» YOUR GOAL:
Please write out every line of the material below as a JSON list of strings, one string per line, with blank lines skipped. Leave the pictures out.

-- Start DATASET ROWS --

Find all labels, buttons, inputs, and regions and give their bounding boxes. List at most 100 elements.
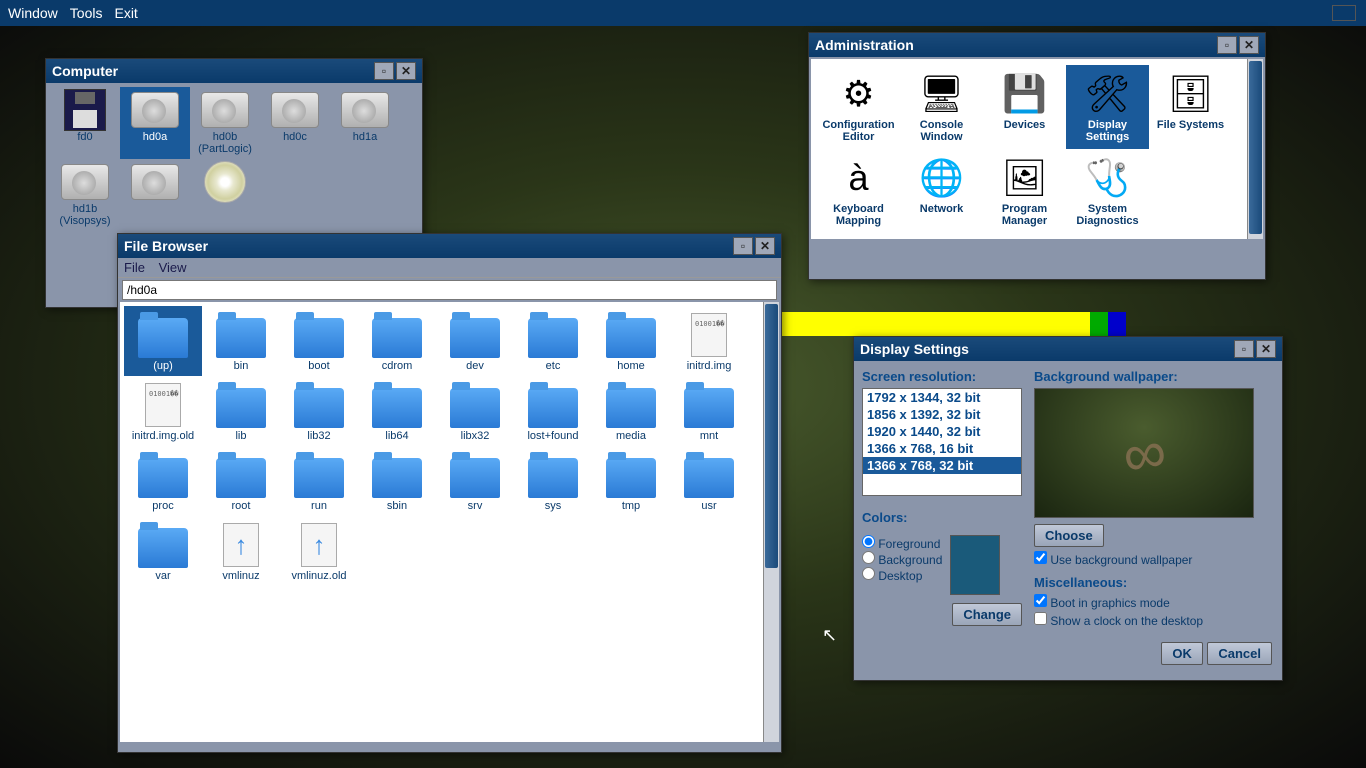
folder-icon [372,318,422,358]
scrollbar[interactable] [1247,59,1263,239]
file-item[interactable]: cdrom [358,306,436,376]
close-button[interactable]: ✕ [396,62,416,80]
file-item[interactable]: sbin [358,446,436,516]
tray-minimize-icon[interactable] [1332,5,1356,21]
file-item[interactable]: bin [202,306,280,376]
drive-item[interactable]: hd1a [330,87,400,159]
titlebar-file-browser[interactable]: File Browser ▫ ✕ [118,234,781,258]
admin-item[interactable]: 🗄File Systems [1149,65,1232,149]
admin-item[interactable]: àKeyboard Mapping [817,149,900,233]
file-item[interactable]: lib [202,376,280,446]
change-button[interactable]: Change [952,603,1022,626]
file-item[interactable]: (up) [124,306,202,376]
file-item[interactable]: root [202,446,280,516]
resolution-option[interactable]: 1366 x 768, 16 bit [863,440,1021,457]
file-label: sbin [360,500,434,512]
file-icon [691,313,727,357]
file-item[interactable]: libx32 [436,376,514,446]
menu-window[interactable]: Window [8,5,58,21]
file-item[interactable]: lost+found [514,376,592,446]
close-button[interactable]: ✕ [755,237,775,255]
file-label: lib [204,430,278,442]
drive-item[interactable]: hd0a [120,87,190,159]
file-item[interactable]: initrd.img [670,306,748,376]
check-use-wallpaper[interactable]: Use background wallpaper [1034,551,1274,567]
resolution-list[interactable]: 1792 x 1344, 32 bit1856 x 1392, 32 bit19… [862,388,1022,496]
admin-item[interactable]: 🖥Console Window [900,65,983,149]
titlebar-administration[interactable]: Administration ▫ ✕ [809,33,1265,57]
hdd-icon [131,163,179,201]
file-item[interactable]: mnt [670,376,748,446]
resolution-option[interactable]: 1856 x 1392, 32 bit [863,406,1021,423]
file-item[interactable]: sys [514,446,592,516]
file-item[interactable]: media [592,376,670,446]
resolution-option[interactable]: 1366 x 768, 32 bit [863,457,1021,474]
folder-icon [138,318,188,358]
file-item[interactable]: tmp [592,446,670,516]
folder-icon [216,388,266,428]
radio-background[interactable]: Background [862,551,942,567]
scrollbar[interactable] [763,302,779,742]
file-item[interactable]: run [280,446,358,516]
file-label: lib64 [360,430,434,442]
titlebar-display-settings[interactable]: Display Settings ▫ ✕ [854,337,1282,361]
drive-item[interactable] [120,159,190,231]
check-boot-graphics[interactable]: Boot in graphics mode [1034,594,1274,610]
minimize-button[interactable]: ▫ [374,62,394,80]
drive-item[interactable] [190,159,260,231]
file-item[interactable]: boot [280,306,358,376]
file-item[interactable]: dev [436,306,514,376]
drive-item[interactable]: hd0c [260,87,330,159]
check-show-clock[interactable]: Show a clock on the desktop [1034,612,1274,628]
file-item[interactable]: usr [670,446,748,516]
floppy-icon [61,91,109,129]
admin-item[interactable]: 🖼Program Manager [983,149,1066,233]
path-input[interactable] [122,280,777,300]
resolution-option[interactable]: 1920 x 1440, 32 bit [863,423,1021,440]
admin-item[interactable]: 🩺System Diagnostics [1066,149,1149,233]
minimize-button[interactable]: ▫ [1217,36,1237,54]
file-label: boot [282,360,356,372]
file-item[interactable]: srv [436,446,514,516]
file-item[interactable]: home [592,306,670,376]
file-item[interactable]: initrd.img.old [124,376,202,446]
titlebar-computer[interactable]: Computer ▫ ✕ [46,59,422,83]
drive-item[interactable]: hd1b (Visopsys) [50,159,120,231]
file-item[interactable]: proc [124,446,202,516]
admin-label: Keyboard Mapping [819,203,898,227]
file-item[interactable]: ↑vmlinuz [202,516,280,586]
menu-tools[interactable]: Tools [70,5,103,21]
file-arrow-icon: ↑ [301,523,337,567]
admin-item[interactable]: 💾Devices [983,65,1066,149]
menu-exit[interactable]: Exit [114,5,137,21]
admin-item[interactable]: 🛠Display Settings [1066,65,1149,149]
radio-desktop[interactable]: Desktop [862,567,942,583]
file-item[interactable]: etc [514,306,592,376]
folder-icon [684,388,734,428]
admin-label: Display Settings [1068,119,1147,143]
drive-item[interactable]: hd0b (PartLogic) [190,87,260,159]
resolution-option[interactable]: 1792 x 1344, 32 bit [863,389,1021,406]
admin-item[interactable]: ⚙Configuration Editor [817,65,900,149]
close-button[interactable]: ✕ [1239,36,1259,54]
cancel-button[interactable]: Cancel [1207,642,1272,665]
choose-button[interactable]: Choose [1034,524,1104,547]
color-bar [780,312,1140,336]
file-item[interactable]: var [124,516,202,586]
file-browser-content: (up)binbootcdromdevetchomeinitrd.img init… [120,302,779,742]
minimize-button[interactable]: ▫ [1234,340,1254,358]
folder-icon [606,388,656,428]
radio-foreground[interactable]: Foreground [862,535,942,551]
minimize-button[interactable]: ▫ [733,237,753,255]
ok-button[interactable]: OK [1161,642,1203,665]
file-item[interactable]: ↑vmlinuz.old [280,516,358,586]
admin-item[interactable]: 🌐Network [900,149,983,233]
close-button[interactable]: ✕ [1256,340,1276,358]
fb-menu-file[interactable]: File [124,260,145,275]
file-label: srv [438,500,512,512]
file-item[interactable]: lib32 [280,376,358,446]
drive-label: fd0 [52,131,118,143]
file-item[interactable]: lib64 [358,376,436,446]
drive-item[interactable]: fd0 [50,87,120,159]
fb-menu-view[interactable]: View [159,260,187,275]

-- End DATASET ROWS --

» OUTPUT OF THE TASK:
[
  "Find all labels, buttons, inputs, and regions and give their bounding boxes. List at most 100 elements.",
  "folder-icon [372,318,422,358]",
  "scrollbar[interactable] [1247,59,1263,239]",
  "file-item[interactable]: cdrom [358,306,436,376]",
  "close-button[interactable]: ✕ [396,62,416,80]",
  "file-item[interactable]: sbin [358,446,436,516]",
  "tray-minimize-icon[interactable] [1332,5,1356,21]",
  "file-item[interactable]: bin [202,306,280,376]",
  "drive-item[interactable]: hd1a [330,87,400,159]",
  "titlebar-file-browser[interactable]: File Browser ▫ ✕ [118,234,781,258]",
  "admin-item[interactable]: 🗄File Systems [1149,65,1232,149]",
  "admin-item[interactable]: àKeyboard Mapping [817,149,900,233]",
  "file-item[interactable]: lib [202,376,280,446]",
  "change-button[interactable]: Change [952,603,1022,626]",
  "file-item[interactable]: (up) [124,306,202,376]",
  "file-item[interactable]: root [202,446,280,516]",
  "resolution-option[interactable]: 1366 x 768, 16 bit [863,440,1021,457]",
  "file-label: sbin [360,500,434,512]",
  "file-icon [691,313,727,357]",
  "file-item[interactable]: libx32 [436,376,514,446]",
  "menu-window[interactable]: Window [8,5,58,21]",
  "file-item[interactable]: lost+found [514,376,592,446]",
  "close-button[interactable]: ✕ [755,237,775,255]",
  "file-label: lib [204,430,278,442]",
  "drive-item[interactable]: hd0a [120,87,190,159]",
  "file-item[interactable]: initrd.img [670,306,748,376]",
  "check-use-wallpaper[interactable]: Use background wallpaper [1034,551,1274,567]",
  "resolution-list[interactable]: 1792 x 1344, 32 bit1856 x 1392, 32 bit19… [862,388,1022,496]",
  "admin-item[interactable]: 🖥Console Window [900,65,983,149]",
  "titlebar-administration[interactable]: Administration ▫ ✕ [809,33,1265,57]",
  "hdd-icon [131,163,179,201]",
  "file-item[interactable]: mnt [670,376,748,446]",
  "resolution-option[interactable]: 1856 x 1392, 32 bit [863,406,1021,423]",
  "file-item[interactable]: sys [514,446,592,516]",
  "file-item[interactable]: media [592,376,670,446]",
  "resolution-option[interactable]: 1366 x 768, 32 bit [863,457,1021,474]",
  "folder-icon [138,318,188,358]",
  "file-item[interactable]: tmp [592,446,670,516]",
  "folder-icon [216,388,266,428]",
  "radio-background[interactable]: Background [862,551,942,567]",
  "scrollbar[interactable] [763,302,779,742]",
  "file-item[interactable]: run [280,446,358,516]",
  "file-label: lib64 [360,430,434,442]",
  "titlebar-display-settings[interactable]: Display Settings ▫ ✕ [854,337,1282,361]",
  "drive-item[interactable] [120,159,190,231]",
  "check-boot-graphics[interactable]: Boot in graphics mode [1034,594,1274,610]",
  "minimize-button[interactable]: ▫ [374,62,394,80]",
  "drive-item[interactable] [190,159,260,231]",
  "file-item[interactable]: boot [280,306,358,376]",
  "file-item[interactable]: dev [436,306,514,376]",
  "drive-item[interactable]: hd0c [260,87,330,159]",
  "check-show-clock[interactable]: Show a clock on the desktop [1034,612,1274,628]",
  "file-item[interactable]: usr [670,446,748,516]",
  "floppy-icon [61,91,109,129]",
  "admin-item[interactable]: 🖼Program Manager [983,149,1066,233]",
  "path-input[interactable] [122,280,777,300]",
  "resolution-option[interactable]: 1920 x 1440, 32 bit [863,423,1021,440]",
  "admin-item[interactable]: 🩺System Diagnostics [1066,149,1149,233]",
  "minimize-button[interactable]: ▫ [1217,36,1237,54]",
  "file-label: boot [282,360,356,372]",
  "file-item[interactable]: srv [436,446,514,516]",
  "file-item[interactable]: home [592,306,670,376]",
  "file-item[interactable]: initrd.img.old [124,376,202,446]",
  "titlebar-computer[interactable]: Computer ▫ ✕ [46,59,422,83]",
  "drive-item[interactable]: hd1b (Visopsys) [50,159,120,231]",
  "file-item[interactable]: proc [124,446,202,516]",
  "admin-label: Keyboard Mapping [819,203,898,227]",
  "file-item[interactable]: ↑vmlinuz [202,516,280,586]",
  "menu-tools[interactable]: Tools [70,5,103,21]",
  "file-arrow-icon: ↑ [301,523,337,567]",
  "admin-item[interactable]: 💾Devices [983,65,1066,149]",
  "menu-exit[interactable]: Exit [114,5,137,21]",
  "admin-item[interactable]: 🛠Display Settings [1066,65,1149,149]",
  "radio-desktop[interactable]: Desktop [862,567,942,583]",
  "file-item[interactable]: etc [514,306,592,376]",
  "folder-icon [684,388,734,428]",
  "admin-label: Display Settings [1068,119,1147,143]",
  "drive-item[interactable]: hd0b (PartLogic) [190,87,260,159]",
  "resolution-option[interactable]: 1792 x 1344, 32 bit [863,389,1021,406]",
  "admin-item[interactable]: ⚙Configuration Editor [817,65,900,149]",
  "close-button[interactable]: ✕ [1239,36,1259,54]",
  "cancel-button[interactable]: Cancel [1207,642,1272,665]",
  "choose-button[interactable]: Choose [1034,524,1104,547]",
  "color-bar [780,312,1140,336]",
  "file-item[interactable]: var [124,516,202,586]",
  "file-browser-content: (up)binbootcdromdevetchomeinitrd.img init… [120,302,779,742]",
  "minimize-button[interactable]: ▫ [1234,340,1254,358]",
  "folder-icon [606,388,656,428]",
  "radio-foreground[interactable]: Foreground [862,535,942,551]",
  "minimize-button[interactable]: ▫ [733,237,753,255]",
  "ok-button[interactable]: OK [1161,642,1203,665]",
  "file-item[interactable]: ↑vmlinuz.old [280,516,358,586]",
  "admin-item[interactable]: 🌐Network [900,149,983,233]",
  "close-button[interactable]: ✕ [1256,340,1276,358]",
  "fb-menu-file[interactable]: File [124,260,145,275]",
  "file-label: srv [438,500,512,512]",
  "file-item[interactable]: lib32 [280,376,358,446]",
  "drive-label: fd0 [52,131,118,143]",
  "file-item[interactable]: lib64 [358,376,436,446]",
  "drive-item[interactable]: fd0 [50,87,120,159]",
  "fb-menu-view[interactable]: View [159,260,187,275]"
]